- EXERCISE TASK:
Set down the whole listing verbatim.

Stored data:
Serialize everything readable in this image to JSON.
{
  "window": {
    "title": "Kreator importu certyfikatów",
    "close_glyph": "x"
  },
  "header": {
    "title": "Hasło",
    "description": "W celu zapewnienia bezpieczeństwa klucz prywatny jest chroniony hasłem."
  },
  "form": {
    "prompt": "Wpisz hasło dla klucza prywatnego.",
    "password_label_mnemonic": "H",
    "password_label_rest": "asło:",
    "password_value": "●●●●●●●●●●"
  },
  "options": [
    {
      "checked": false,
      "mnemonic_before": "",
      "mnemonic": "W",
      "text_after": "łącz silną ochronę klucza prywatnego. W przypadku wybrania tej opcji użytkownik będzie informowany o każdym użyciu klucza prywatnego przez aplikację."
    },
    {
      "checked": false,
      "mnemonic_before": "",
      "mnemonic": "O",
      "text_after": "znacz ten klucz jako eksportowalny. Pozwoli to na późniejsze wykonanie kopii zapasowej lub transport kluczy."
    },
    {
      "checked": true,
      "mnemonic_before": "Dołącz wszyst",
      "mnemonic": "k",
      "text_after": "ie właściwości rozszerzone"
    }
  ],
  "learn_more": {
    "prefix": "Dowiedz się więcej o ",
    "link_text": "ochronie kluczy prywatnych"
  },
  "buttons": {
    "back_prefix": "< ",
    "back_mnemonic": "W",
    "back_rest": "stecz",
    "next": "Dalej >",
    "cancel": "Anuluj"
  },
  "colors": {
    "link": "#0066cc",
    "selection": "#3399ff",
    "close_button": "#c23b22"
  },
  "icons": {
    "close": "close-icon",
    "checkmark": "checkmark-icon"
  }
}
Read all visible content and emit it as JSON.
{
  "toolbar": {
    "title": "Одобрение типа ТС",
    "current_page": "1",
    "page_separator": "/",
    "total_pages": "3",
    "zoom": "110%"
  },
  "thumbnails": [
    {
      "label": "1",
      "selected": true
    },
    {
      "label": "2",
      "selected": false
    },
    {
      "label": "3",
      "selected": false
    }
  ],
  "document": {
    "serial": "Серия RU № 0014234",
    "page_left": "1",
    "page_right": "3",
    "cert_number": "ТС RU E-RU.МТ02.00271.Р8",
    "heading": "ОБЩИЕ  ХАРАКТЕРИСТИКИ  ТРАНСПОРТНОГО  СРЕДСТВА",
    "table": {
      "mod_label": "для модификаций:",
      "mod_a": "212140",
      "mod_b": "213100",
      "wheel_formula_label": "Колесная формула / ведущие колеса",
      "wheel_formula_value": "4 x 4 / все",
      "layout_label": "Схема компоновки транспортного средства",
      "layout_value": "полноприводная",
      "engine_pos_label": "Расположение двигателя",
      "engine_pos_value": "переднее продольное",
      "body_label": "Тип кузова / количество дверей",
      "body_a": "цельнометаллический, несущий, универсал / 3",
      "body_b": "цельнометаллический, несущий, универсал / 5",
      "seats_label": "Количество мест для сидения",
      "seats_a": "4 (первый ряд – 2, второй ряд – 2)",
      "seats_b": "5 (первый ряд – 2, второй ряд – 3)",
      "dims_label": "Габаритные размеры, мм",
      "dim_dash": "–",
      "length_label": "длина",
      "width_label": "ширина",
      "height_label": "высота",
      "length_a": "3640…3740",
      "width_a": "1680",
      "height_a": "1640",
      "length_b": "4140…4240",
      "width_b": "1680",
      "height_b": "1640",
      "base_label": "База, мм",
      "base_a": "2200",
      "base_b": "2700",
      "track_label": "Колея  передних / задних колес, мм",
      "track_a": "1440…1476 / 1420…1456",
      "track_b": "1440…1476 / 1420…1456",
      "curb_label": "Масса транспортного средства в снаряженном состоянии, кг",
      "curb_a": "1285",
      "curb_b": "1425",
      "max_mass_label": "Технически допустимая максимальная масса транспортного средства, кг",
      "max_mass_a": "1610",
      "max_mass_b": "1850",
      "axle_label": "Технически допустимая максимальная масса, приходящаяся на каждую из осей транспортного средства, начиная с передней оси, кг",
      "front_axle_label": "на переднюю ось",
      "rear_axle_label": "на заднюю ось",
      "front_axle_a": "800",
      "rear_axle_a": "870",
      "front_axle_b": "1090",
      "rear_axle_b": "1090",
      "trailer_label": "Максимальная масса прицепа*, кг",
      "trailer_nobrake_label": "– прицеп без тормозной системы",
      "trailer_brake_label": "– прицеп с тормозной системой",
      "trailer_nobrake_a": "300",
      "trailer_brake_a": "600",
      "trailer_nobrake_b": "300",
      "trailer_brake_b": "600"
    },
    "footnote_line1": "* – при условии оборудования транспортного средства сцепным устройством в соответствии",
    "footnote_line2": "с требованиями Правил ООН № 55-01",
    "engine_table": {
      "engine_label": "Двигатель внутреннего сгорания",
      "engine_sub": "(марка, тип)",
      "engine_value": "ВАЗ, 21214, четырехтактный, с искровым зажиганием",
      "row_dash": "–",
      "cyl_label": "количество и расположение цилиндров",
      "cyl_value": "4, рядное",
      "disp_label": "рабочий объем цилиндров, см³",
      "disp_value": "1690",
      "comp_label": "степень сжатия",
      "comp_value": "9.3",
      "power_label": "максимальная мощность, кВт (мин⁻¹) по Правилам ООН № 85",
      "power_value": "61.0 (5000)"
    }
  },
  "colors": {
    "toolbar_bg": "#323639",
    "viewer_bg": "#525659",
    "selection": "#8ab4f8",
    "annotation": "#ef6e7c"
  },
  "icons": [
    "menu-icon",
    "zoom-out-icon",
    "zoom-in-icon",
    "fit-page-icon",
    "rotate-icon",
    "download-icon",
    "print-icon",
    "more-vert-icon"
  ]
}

- EXERCISE RESPONSE:
Serialize everything readable in this image to JSON.
{
  "window": {
    "title": "Kreator importu certyfikatów",
    "close_glyph": "x"
  },
  "header": {
    "title": "Hasło",
    "description": "W celu zapewnienia bezpieczeństwa klucz prywatny jest chroniony hasłem."
  },
  "form": {
    "prompt": "Wpisz hasło dla klucza prywatnego.",
    "password_label_mnemonic": "H",
    "password_label_rest": "asło:",
    "password_value": "●●●●●●●●●●"
  },
  "options": [
    {
      "checked": false,
      "mnemonic_before": "",
      "mnemonic": "W",
      "text_after": "łącz silną ochronę klucza prywatnego. W przypadku wybrania tej opcji użytkownik będzie informowany o każdym użyciu klucza prywatnego przez aplikację."
    },
    {
      "checked": false,
      "mnemonic_before": "",
      "mnemonic": "O",
      "text_after": "znacz ten klucz jako eksportowalny. Pozwoli to na późniejsze wykonanie kopii zapasowej lub transport kluczy."
    },
    {
      "checked": true,
      "mnemonic_before": "Dołącz wszyst",
      "mnemonic": "k",
      "text_after": "ie właściwości rozszerzone"
    }
  ],
  "learn_more": {
    "prefix": "Dowiedz się więcej o ",
    "link_text": "ochronie kluczy prywatnych"
  },
  "buttons": {
    "back_prefix": "< ",
    "back_mnemonic": "W",
    "back_rest": "stecz",
    "next": "Dalej >",
    "cancel": "Anuluj"
  },
  "colors": {
    "link": "#0066cc",
    "selection": "#3399ff",
    "close_button": "#c23b22"
  },
  "icons": {
    "close": "close-icon",
    "checkmark": "checkmark-icon"
  }
}
Read all visible content and emit it as JSON.
{
  "toolbar": {
    "title": "Одобрение типа ТС",
    "current_page": "1",
    "page_separator": "/",
    "total_pages": "3",
    "zoom": "110%"
  },
  "thumbnails": [
    {
      "label": "1",
      "selected": true
    },
    {
      "label": "2",
      "selected": false
    },
    {
      "label": "3",
      "selected": false
    }
  ],
  "document": {
    "serial": "Серия RU № 0014234",
    "page_left": "1",
    "page_right": "3",
    "cert_number": "ТС RU E-RU.МТ02.00271.Р8",
    "heading": "ОБЩИЕ  ХАРАКТЕРИСТИКИ  ТРАНСПОРТНОГО  СРЕДСТВА",
    "table": {
      "mod_label": "для модификаций:",
      "mod_a": "212140",
      "mod_b": "213100",
      "wheel_formula_label": "Колесная формула / ведущие колеса",
      "wheel_formula_value": "4 x 4 / все",
      "layout_label": "Схема компоновки транспортного средства",
      "layout_value": "полноприводная",
      "engine_pos_label": "Расположение двигателя",
      "engine_pos_value": "переднее продольное",
      "body_label": "Тип кузова / количество дверей",
      "body_a": "цельнометаллический, несущий, универсал / 3",
      "body_b": "цельнометаллический, несущий, универсал / 5",
      "seats_label": "Количество мест для сидения",
      "seats_a": "4 (первый ряд – 2, второй ряд – 2)",
      "seats_b": "5 (первый ряд – 2, второй ряд – 3)",
      "dims_label": "Габаритные размеры, мм",
      "dim_dash": "–",
      "length_label": "длина",
      "width_label": "ширина",
      "height_label": "высота",
      "length_a": "3640…3740",
      "width_a": "1680",
      "height_a": "1640",
      "length_b": "4140…4240",
      "width_b": "1680",
      "height_b": "1640",
      "base_label": "База, мм",
      "base_a": "2200",
      "base_b": "2700",
      "track_label": "Колея  передних / задних колес, мм",
      "track_a": "1440…1476 / 1420…1456",
      "track_b": "1440…1476 / 1420…1456",
      "curb_label": "Масса транспортного средства в снаряженном состоянии, кг",
      "curb_a": "1285",
      "curb_b": "1425",
      "max_mass_label": "Технически допустимая максимальная масса транспортного средства, кг",
      "max_mass_a": "1610",
      "max_mass_b": "1850",
      "axle_label": "Технически допустимая максимальная масса, приходящаяся на каждую из осей транспортного средства, начиная с передней оси, кг",
      "front_axle_label": "на переднюю ось",
      "rear_axle_label": "на заднюю ось",
      "front_axle_a": "800",
      "rear_axle_a": "870",
      "front_axle_b": "1090",
      "rear_axle_b": "1090",
      "trailer_label": "Максимальная масса прицепа*, кг",
      "trailer_nobrake_label": "– прицеп без тормозной системы",
      "trailer_brake_label": "– прицеп с тормозной системой",
      "trailer_nobrake_a": "300",
      "trailer_brake_a": "600",
      "trailer_nobrake_b": "300",
      "trailer_brake_b": "600"
    },
    "footnote_line1": "* – при условии оборудования транспортного средства сцепным устройством в соответствии",
    "footnote_line2": "с требованиями Правил ООН № 55-01",
    "engine_table": {
      "engine_label": "Двигатель внутреннего сгорания",
      "engine_sub": "(марка, тип)",
      "engine_value": "ВАЗ, 21214, четырехтактный, с искровым зажиганием",
      "row_dash": "–",
      "cyl_label": "количество и расположение цилиндров",
      "cyl_value": "4, рядное",
      "disp_label": "рабочий объем цилиндров, см³",
      "disp_value": "1690",
      "comp_label": "степень сжатия",
      "comp_value": "9.3",
      "power_label": "максимальная мощность, кВт (мин⁻¹) по Правилам ООН № 85",
      "power_value": "61.0 (5000)"
    }
  },
  "colors": {
    "toolbar_bg": "#323639",
    "viewer_bg": "#525659",
    "selection": "#8ab4f8",
    "annotation": "#ef6e7c"
  },
  "icons": [
    "menu-icon",
    "zoom-out-icon",
    "zoom-in-icon",
    "fit-page-icon",
    "rotate-icon",
    "download-icon",
    "print-icon",
    "more-vert-icon"
  ]
}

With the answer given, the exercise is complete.